— Exercise aim —
Beginning with the line that contains "Parse this chart and return its data as JSON.", extract each line through the end of the listing below, with no additions or omissions.

— Material shown —

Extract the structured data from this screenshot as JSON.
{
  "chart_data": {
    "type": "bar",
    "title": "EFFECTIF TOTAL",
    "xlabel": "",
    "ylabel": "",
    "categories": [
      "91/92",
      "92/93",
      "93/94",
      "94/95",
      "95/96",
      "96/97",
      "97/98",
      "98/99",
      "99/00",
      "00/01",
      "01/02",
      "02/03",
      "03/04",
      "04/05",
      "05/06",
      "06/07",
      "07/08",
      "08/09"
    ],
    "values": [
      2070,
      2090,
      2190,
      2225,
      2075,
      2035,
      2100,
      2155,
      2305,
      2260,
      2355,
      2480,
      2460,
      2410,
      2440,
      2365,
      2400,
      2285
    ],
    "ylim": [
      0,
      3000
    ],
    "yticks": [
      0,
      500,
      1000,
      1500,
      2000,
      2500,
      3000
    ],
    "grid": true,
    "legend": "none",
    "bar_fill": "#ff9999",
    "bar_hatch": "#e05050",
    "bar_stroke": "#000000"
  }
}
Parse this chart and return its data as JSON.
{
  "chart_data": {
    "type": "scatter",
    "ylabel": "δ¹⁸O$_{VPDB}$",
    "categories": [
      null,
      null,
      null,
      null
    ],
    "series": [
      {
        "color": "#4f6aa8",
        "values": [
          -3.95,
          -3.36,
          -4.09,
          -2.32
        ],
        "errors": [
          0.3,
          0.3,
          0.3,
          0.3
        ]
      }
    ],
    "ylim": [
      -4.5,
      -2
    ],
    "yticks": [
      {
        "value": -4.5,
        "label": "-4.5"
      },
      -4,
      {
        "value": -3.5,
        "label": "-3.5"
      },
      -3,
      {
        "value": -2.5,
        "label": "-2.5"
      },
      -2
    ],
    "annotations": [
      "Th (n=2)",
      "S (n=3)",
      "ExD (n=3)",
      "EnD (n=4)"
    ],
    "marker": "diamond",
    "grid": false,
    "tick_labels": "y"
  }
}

— Task response —
Parse this chart and return its data as JSON.
{
  "chart_data": {
    "type": "scatter",
    "ylabel": "δ¹⁸O$_{VPDB}$",
    "categories": [
      null,
      null,
      null,
      null
    ],
    "series": [
      {
        "color": "#4f6aa8",
        "values": [
          -3.95,
          -3.36,
          -4.09,
          -2.32
        ],
        "errors": [
          0.3,
          0.3,
          0.3,
          0.3
        ]
      }
    ],
    "ylim": [
      -4.5,
      -2
    ],
    "yticks": [
      {
        "value": -4.5,
        "label": "-4.5"
      },
      -4,
      {
        "value": -3.5,
        "label": "-3.5"
      },
      -3,
      {
        "value": -2.5,
        "label": "-2.5"
      },
      -2
    ],
    "annotations": [
      "Th (n=2)",
      "S (n=3)",
      "ExD (n=3)",
      "EnD (n=4)"
    ],
    "marker": "diamond",
    "grid": false,
    "tick_labels": "y"
  }
}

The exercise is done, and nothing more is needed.